Amazon Redshift - What You Need To Know
Stratasan, a company I co-founded in 2010, moved from PostgreSQL to Amazon Redshift in 2013. Now that we’ve migrated most of our data to the platform, I thought it would be useful to others out there if I summarized some of our experiences during the transition (much like others have done before us).
What Is Amazon Redshift?
Amazon Redshift is a managed database platform that looks, smells, and tastes an awful lot like PostgreSQL 8. That said, it isn’t really PostgreSQL. Before Amazon released Redshift, a company called ParAccel had built a managed database platform that was designed for analytics. What set it appart is that it was originally touted to run well on commodity hardware. (Source: Wikipedia) Amazon made a significant investment in the company, and used their platform to create Redshift.
Redshift is built for analytics. It’s a columnar data store, so it’s intended to return fast results for aggregations (SUM, AVG, COUNT, etc). Single-store lookups are, of course, much slower.
We checked out Hadoop and Elasticsearch prior to using Redshift. For various reasons, neither fit our need very well. We needed a way to handle data in various shapes and sizes without spending a ton of time on pre-processing. As a Python shop, we didn’t want to spend an inordinate amount of time learning Java or Clojure.
········
### Written exercise A
Render the records, from their first line up to and including the line with "calendar-cell: 29Sunrise: 6:08", as a JSON list of strings with one string per line and blank lines left out.
········
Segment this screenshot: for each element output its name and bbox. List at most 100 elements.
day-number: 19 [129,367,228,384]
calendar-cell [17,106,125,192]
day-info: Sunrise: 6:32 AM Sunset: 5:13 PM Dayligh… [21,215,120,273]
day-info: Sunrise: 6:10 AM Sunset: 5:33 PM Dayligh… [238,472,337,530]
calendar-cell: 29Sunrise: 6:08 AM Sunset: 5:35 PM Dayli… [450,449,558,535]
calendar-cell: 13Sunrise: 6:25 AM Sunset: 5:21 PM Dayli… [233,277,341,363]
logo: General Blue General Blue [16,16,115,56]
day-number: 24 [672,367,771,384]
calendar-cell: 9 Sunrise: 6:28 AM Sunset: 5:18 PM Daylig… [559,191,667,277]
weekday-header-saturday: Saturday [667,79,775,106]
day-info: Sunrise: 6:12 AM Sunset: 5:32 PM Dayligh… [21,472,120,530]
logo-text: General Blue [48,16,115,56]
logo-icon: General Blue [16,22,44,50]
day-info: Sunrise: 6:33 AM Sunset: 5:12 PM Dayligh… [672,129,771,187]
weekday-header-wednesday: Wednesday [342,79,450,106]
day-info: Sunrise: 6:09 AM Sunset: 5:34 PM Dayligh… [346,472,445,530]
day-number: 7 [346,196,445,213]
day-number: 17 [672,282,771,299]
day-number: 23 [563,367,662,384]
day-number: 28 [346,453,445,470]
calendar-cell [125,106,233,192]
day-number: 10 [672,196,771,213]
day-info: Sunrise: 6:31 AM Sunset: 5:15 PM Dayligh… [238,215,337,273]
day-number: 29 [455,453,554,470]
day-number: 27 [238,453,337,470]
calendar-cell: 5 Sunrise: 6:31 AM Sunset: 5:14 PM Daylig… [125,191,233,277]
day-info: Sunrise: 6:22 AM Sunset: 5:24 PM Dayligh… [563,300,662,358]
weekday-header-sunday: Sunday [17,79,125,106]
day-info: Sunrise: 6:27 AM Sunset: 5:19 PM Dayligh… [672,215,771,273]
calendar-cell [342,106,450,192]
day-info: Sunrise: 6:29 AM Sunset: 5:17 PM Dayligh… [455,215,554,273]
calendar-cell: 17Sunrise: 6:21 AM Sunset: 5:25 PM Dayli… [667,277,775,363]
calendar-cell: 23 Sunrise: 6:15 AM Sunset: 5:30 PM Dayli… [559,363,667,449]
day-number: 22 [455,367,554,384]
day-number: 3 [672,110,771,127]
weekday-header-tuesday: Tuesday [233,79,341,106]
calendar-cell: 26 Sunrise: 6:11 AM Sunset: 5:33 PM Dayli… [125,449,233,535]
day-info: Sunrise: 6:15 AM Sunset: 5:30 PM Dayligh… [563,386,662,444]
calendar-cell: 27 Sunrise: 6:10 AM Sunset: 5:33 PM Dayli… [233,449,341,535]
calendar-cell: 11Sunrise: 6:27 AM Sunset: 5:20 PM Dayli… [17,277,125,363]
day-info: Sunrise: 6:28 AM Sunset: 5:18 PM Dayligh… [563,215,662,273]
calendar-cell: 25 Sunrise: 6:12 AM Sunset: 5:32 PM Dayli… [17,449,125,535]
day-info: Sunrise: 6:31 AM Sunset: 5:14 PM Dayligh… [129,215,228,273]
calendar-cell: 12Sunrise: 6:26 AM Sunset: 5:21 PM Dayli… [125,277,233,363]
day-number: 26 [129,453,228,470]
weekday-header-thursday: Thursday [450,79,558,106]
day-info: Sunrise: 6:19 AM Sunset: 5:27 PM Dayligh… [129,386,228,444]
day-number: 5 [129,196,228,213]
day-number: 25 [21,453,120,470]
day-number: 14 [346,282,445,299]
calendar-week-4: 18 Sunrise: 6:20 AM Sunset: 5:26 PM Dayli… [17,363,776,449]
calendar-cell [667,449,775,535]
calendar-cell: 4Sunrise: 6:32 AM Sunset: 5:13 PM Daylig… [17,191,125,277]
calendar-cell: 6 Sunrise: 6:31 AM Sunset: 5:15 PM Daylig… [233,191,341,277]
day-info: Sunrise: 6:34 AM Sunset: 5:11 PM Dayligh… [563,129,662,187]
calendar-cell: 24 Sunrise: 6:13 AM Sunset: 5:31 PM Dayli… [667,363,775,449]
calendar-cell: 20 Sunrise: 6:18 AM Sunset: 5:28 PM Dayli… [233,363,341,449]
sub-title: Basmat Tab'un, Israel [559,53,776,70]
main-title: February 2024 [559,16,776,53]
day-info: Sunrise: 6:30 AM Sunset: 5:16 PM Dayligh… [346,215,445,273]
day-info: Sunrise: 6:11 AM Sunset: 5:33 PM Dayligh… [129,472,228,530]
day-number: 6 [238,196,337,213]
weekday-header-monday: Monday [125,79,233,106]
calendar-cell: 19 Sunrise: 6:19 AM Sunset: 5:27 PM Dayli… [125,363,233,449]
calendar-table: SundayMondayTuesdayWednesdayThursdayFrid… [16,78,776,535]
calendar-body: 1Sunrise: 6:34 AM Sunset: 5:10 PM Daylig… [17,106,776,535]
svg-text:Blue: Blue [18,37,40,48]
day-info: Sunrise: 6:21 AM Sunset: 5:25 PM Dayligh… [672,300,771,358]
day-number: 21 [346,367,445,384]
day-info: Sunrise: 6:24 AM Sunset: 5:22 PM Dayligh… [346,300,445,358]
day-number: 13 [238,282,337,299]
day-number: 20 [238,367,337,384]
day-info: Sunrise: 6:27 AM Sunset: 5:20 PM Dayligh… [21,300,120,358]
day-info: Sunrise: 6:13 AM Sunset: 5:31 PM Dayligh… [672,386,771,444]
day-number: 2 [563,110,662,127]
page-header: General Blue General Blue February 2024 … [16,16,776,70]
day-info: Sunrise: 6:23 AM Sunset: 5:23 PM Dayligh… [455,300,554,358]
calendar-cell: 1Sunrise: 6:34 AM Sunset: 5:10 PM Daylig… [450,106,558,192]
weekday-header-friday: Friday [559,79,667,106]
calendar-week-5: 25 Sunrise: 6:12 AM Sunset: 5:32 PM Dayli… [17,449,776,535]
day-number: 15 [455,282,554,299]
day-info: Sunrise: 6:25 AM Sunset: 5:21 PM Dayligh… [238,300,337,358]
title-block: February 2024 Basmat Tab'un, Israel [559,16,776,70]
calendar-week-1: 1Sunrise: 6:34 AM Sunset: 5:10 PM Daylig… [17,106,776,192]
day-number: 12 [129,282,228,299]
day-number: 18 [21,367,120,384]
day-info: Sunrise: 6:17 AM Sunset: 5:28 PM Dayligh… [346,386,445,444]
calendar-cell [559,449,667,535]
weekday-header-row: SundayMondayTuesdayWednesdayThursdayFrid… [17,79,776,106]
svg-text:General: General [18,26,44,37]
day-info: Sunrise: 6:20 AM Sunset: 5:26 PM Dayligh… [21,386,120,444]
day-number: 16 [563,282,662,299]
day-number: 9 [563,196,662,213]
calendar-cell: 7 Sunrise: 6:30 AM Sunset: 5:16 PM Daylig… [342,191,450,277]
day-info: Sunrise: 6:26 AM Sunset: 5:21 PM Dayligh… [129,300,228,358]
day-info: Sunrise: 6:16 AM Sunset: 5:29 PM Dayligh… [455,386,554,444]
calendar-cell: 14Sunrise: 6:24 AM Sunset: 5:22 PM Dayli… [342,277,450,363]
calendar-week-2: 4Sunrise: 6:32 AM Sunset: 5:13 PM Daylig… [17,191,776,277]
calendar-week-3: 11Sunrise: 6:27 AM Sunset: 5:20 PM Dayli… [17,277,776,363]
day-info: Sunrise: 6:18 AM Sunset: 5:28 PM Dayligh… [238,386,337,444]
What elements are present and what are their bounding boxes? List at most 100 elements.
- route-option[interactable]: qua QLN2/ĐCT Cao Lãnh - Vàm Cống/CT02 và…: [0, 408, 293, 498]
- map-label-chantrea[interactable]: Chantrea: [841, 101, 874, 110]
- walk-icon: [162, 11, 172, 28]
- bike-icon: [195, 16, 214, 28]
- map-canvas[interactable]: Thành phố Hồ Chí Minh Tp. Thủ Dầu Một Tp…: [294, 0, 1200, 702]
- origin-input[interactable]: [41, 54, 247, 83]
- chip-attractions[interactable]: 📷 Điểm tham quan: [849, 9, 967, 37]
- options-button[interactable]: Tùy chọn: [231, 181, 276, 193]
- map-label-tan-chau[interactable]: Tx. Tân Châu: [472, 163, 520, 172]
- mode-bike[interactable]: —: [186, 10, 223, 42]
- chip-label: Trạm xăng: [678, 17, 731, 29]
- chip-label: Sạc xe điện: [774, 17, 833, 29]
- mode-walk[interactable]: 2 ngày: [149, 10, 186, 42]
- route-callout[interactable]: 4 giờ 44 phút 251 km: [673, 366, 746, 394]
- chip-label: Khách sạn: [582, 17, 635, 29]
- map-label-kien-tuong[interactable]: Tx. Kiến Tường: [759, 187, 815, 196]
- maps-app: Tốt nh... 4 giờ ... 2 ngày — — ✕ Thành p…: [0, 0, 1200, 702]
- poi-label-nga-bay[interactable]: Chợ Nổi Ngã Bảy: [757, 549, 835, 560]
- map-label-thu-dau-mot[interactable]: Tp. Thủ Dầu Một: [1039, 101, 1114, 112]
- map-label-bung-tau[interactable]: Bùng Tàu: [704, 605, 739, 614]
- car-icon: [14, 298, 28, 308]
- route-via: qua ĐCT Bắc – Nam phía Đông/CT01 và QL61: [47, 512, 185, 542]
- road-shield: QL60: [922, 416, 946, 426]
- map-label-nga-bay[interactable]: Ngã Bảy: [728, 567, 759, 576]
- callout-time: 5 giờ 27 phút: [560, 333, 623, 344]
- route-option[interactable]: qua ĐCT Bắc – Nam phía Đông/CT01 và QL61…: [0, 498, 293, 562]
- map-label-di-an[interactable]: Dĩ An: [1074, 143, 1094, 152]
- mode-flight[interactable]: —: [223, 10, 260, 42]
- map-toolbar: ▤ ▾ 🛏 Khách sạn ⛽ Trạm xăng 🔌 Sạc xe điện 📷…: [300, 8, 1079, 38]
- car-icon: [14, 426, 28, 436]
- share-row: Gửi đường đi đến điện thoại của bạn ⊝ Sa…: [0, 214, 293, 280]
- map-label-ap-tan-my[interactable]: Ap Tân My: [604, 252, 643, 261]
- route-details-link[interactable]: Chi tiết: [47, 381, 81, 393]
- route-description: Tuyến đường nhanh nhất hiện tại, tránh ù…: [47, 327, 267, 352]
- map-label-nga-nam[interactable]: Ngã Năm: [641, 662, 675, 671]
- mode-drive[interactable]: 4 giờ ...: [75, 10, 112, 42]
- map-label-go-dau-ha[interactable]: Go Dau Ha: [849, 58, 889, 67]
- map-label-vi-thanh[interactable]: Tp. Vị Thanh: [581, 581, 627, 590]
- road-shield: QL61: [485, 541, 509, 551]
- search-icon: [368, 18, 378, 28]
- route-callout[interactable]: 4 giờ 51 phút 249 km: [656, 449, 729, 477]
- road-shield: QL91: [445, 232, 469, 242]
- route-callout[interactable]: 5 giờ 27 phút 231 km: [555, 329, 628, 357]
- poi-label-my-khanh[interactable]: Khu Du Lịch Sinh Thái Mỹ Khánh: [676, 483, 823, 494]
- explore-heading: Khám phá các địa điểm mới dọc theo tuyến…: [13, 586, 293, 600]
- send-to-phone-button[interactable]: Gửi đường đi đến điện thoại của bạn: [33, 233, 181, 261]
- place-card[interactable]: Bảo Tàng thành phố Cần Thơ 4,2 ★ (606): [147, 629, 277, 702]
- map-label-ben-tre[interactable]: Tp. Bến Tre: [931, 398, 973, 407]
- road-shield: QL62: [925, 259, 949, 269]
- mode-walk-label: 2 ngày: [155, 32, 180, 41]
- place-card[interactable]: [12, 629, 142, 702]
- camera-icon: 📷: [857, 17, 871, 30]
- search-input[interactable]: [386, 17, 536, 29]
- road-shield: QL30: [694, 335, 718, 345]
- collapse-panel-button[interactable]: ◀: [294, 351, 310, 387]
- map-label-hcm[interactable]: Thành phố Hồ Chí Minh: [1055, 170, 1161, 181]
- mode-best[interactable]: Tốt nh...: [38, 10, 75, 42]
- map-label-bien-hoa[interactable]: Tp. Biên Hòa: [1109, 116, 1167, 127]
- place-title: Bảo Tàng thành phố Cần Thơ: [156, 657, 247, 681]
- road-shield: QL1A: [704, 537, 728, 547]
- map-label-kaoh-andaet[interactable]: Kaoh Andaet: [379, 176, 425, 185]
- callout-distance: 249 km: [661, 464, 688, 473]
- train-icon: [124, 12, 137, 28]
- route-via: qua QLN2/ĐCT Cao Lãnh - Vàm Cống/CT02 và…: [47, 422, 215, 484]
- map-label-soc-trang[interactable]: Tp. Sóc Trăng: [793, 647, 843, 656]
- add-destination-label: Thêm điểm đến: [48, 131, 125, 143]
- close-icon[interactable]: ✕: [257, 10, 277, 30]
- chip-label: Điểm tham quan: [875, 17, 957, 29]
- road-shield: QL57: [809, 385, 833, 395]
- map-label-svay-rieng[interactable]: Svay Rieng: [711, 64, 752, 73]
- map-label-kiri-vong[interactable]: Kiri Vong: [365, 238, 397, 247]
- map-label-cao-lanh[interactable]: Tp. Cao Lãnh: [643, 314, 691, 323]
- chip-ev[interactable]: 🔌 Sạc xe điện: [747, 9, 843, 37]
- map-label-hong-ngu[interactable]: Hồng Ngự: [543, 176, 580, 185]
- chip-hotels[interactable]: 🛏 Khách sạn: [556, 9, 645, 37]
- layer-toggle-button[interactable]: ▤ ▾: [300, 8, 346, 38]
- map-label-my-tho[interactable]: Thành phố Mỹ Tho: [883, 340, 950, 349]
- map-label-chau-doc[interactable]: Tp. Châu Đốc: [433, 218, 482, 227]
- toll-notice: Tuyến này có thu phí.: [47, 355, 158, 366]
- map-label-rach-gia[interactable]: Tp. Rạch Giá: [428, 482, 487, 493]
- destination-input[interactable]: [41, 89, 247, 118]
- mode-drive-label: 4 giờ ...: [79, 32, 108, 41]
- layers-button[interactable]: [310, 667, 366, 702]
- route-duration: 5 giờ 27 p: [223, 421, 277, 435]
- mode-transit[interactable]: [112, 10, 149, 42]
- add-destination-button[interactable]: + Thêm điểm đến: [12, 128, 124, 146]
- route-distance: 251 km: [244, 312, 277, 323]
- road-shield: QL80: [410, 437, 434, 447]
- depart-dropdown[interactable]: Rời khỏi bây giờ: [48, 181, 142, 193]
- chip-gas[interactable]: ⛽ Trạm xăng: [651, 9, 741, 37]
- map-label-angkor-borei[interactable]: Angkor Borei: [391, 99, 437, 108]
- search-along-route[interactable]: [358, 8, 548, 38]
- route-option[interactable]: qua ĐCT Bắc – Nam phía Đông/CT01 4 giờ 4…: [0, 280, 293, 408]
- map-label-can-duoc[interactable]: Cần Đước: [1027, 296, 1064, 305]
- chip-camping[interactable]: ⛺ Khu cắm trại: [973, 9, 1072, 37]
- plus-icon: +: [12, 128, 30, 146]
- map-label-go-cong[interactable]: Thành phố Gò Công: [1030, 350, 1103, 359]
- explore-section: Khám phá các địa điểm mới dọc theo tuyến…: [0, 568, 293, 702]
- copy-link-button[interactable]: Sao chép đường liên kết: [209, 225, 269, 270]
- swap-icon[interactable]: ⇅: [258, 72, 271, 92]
········
### Written exercise B
Continue the article on moving from PostgreSQL to Amazon Redshift with the next part, picking up right after its last sentence.

### Task output A
[
  "Segment this screenshot: for each element output its name and bbox. List at most 100 elements.",
  "day-number: 19 [129,367,228,384]",
  "calendar-cell [17,106,125,192]",
  "day-info: Sunrise: 6:32 AM Sunset: 5:13 PM Dayligh… [21,215,120,273]",
  "day-info: Sunrise: 6:10 AM Sunset: 5:33 PM Dayligh… [238,472,337,530]",
  "calendar-cell: 29Sunrise: 6:08 AM Sunset: 5:35 PM Dayli… [450,449,558,535]"
]

### Task output B
Redshift smelled enough like PostgreSQL that we felt like we could move our existing PostgreSQL-stored data to it and query it using the same ad-hoc tools we had already built. Most of our data usage comes from aggregate queries, so it seemed to perfectly fit our need. The ability to reuse both our existing code and knowledge with PostgreSQL seemed like a no-brainer.
Part of the reason I like Redshift is the cost. As the co-founder of a small startup, I have to be able to communicate effective use of our funds to interested parties. As someone at the Aggregate Knowledge blog pointed out:
Oddly enough, Redshift isn’t going to sell because devs think it’s super-duper-whizz-bang. It’s going to sell because it took a problem and an industry famous for it’s opaque pricing, high TCO, and unreliable results and completely turned it on its head.
Amazon pricing model is quite clear:
XL = 0.85/hr 8XL = 8 x 0.85/hr = $6.80/hr
If you buy a reserved instance, the price goes down:
Unreserved: $3,723 per TB per Year Reserved 1 year: $2,190 per TB per Year Reserved 3 years: $999 per TB per year
One of the issues we ran into is that we could not always anticipate what data would look like prior to receiving it. We didn’t want to spend an inordinate amount of resources throwing indexes on columns that may or may not be used. Therefore, most of our ad hoc queries were against completely unindexed data.
Since Redshift doesn’t use indices, this wasn’t an issue.
As a preface, any benchmark I show you is going to be somewhat arbitrary. To properly measure this, you’d have to use an EC2 instance with properties similar to the Redshift architecture. I didn’t have time to do that, so what I’m actually going to show you is what our “real world” speed increase looked like.
In this example, I’m using a table that we loaded up onto a dedicated Dell server running PostgreSQL 9.1.9.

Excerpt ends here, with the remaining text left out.